▸ **Short problem**: Each line containing the word "this" must be reported.

▸ **Extracted entries**:
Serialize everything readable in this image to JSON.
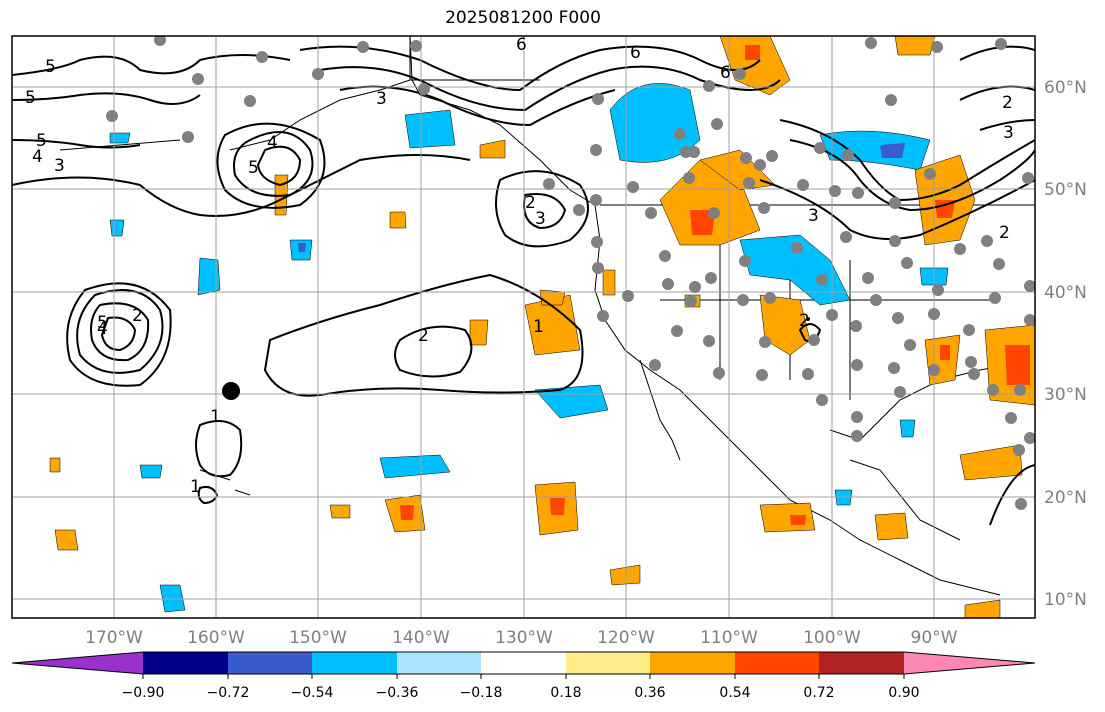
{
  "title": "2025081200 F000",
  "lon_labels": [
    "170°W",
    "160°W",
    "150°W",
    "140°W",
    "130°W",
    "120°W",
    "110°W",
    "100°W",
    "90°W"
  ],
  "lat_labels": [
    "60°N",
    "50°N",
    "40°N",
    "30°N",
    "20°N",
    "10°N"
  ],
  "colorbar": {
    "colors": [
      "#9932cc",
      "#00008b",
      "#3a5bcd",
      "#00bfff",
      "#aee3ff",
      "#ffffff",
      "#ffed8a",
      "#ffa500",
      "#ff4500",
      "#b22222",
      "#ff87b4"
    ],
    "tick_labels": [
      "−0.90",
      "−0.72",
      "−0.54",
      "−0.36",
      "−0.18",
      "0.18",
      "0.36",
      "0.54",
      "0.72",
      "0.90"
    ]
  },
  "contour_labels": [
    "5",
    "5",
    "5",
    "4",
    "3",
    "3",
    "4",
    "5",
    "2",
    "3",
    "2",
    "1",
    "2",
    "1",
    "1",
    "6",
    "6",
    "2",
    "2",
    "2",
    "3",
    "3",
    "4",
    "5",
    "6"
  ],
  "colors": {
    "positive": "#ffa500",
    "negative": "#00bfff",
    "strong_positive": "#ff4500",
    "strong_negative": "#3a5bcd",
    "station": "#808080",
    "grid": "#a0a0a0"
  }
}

==

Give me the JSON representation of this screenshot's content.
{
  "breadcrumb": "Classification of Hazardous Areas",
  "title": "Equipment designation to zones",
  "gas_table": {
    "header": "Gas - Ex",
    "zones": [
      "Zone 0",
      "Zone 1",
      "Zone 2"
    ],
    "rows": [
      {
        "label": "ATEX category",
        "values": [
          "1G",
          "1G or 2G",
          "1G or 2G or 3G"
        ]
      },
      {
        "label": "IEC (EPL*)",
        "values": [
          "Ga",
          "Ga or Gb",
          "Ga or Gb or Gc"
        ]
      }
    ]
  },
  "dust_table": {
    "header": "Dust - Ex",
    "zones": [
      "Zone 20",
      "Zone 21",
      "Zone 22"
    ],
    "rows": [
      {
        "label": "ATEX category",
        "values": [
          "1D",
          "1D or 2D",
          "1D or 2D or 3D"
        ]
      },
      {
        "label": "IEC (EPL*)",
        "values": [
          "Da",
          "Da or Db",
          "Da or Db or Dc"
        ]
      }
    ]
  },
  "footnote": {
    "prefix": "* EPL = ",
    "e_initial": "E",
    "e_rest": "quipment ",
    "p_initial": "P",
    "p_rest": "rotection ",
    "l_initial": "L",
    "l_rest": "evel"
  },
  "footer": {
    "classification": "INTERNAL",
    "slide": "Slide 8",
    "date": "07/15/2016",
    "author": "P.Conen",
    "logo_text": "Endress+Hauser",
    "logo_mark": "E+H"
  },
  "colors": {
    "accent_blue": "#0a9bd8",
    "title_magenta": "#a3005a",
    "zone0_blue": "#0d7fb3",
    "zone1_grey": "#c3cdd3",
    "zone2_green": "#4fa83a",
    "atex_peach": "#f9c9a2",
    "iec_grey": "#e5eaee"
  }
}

▸ **Output of the task**:
Serialize everything readable in this image to JSON.
Give me the JSON representation of this screenshot's content.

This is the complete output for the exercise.